REQUIRED TASK:
Find and copy every line in the records that includes the string "text".

□ □ □ □ □

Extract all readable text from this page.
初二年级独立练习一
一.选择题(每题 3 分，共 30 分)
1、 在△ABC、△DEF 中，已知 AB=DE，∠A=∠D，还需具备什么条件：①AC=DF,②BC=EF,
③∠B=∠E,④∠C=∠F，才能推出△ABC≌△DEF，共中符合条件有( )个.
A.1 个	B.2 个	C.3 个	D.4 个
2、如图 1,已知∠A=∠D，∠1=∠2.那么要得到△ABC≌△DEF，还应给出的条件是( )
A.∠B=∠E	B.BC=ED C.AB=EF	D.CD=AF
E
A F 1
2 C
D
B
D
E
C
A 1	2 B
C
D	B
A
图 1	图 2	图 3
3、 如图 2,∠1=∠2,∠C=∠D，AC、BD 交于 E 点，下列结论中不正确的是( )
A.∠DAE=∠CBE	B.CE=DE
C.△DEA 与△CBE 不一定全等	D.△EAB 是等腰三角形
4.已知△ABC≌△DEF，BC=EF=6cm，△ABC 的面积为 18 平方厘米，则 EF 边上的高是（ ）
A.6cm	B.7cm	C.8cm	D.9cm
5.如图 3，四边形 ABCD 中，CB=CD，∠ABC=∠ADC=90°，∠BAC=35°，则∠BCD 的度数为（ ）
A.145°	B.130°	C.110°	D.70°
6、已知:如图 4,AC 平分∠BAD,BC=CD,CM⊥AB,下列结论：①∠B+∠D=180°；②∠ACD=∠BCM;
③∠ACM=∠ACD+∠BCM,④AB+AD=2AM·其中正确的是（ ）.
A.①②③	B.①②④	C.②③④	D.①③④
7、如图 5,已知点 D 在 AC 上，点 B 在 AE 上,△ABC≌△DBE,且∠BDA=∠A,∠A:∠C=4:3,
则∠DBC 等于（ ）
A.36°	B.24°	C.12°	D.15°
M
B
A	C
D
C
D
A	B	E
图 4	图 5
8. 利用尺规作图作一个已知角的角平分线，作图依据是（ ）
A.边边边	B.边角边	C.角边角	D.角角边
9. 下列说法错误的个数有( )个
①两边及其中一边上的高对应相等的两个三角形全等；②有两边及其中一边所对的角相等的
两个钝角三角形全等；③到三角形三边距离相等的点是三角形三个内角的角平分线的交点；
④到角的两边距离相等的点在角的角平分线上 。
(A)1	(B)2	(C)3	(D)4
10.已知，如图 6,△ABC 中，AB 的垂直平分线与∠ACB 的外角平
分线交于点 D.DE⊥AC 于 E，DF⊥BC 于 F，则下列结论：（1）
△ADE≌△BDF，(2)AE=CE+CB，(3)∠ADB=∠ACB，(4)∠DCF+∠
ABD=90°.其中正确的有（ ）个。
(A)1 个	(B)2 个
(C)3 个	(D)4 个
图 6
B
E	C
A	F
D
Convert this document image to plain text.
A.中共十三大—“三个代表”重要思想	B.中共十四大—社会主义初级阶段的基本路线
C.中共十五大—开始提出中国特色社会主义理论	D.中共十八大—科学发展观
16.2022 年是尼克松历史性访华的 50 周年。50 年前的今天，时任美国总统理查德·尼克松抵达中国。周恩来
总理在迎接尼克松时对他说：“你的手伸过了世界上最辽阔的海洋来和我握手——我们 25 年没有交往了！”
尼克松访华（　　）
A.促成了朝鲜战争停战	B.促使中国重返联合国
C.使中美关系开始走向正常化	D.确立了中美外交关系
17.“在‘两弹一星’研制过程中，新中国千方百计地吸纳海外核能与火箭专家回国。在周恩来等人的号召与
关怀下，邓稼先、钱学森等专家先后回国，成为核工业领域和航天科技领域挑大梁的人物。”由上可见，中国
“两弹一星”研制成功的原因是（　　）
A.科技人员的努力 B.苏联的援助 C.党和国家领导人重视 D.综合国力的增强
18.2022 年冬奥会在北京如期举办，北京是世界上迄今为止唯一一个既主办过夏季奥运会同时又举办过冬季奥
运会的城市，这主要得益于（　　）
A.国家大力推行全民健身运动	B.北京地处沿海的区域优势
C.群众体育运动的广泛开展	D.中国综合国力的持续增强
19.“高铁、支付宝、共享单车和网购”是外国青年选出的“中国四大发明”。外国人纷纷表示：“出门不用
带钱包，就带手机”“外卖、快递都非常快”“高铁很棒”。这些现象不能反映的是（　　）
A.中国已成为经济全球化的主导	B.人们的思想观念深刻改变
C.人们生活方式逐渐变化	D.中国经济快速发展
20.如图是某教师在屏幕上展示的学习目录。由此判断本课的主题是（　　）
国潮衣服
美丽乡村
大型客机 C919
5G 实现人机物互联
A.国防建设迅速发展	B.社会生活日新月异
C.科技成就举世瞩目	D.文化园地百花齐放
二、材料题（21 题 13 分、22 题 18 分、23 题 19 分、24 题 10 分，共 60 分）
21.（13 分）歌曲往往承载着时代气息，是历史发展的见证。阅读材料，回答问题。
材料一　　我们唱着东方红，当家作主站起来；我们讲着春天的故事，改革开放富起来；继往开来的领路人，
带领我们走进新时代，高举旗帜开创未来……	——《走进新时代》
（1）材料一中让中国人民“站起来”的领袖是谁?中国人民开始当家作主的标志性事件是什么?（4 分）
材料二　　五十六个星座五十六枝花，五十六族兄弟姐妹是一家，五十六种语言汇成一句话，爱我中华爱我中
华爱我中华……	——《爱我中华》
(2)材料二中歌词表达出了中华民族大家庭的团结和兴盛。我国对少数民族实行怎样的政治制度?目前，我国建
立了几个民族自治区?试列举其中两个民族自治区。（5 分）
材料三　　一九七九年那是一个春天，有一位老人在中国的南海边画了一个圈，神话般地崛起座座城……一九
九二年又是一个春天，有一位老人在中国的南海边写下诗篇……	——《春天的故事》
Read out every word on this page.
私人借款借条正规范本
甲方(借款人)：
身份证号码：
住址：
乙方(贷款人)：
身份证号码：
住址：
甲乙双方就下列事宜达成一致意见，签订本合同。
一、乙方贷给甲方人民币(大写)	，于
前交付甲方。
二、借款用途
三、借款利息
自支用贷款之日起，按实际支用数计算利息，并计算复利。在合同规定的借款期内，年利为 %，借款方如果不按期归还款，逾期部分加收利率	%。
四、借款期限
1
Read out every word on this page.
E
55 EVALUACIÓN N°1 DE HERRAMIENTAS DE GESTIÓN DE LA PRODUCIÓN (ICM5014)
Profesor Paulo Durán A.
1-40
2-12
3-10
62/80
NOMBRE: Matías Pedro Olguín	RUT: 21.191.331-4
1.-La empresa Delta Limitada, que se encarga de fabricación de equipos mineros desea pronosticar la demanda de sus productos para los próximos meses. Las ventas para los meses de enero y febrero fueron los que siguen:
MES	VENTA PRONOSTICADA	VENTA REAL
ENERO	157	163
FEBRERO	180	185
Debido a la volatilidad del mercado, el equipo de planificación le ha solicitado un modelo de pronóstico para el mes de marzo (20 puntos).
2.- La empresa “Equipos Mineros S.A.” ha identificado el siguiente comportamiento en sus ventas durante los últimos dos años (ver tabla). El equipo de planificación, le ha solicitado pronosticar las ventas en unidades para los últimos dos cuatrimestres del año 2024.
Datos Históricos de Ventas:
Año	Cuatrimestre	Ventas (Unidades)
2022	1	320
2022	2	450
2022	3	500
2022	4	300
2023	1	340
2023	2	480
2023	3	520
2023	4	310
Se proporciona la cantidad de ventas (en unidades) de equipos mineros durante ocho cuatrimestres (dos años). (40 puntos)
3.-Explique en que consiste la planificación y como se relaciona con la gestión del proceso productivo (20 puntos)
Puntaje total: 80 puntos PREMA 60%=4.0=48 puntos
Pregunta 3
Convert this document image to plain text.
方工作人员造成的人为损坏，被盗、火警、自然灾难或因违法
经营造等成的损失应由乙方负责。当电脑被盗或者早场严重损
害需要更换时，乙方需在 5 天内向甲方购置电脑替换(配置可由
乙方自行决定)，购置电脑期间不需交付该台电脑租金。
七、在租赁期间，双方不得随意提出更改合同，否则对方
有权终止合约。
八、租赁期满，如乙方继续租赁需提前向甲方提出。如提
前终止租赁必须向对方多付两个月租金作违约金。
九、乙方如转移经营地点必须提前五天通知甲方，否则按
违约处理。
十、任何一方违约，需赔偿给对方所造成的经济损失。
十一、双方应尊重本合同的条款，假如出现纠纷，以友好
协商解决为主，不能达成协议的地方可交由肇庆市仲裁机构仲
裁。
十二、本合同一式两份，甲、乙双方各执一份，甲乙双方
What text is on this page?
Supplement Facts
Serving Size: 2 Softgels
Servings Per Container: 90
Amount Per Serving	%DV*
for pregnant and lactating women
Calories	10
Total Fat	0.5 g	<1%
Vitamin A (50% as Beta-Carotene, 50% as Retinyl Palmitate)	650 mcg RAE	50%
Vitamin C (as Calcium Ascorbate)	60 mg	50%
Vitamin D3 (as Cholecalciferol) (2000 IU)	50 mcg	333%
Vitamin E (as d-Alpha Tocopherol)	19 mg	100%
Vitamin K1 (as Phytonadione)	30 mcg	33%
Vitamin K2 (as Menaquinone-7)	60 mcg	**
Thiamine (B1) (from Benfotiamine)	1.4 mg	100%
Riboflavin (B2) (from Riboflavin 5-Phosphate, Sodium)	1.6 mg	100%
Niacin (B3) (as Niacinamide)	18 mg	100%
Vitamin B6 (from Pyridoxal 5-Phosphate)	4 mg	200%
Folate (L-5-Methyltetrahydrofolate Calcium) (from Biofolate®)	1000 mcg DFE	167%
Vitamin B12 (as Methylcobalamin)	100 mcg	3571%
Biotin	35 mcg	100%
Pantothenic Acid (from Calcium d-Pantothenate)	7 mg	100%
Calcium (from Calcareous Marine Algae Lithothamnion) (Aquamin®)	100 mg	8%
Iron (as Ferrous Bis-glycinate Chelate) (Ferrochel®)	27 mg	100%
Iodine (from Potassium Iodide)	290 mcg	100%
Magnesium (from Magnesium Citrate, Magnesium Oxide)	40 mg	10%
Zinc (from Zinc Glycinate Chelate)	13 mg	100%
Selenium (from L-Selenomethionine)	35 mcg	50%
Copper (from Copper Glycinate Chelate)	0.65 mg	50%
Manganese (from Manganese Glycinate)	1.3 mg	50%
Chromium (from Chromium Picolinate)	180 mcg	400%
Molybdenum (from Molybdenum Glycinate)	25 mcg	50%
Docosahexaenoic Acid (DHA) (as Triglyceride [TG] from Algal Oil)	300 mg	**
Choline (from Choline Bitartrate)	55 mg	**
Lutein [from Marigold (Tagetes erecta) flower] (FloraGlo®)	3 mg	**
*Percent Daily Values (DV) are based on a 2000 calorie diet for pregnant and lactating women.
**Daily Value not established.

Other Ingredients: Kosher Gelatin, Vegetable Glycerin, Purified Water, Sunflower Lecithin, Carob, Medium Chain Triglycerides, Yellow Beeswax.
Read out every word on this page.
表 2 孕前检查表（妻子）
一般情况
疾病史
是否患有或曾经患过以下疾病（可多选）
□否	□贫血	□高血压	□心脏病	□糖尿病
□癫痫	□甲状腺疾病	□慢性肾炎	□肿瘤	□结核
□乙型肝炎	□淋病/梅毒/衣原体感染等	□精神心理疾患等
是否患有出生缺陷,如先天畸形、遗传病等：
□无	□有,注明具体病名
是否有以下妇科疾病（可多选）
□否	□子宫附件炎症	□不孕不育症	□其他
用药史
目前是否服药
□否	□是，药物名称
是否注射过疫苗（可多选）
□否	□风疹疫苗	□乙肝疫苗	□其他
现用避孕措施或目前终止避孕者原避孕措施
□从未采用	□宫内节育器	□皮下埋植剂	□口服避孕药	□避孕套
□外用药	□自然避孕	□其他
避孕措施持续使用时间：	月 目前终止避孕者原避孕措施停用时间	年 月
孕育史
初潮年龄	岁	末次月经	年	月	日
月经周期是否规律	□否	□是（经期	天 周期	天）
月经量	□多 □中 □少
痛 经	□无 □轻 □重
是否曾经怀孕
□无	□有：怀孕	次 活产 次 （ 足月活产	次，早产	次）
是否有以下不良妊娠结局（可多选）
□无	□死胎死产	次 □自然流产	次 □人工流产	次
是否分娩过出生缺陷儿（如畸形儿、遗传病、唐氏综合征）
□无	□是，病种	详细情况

□ □ □ □ □

COMPLETE OUTPUT:
Extract all readable text from this page.
Convert this document image to plain text.
Convert this document image to plain text.
What text is on this page?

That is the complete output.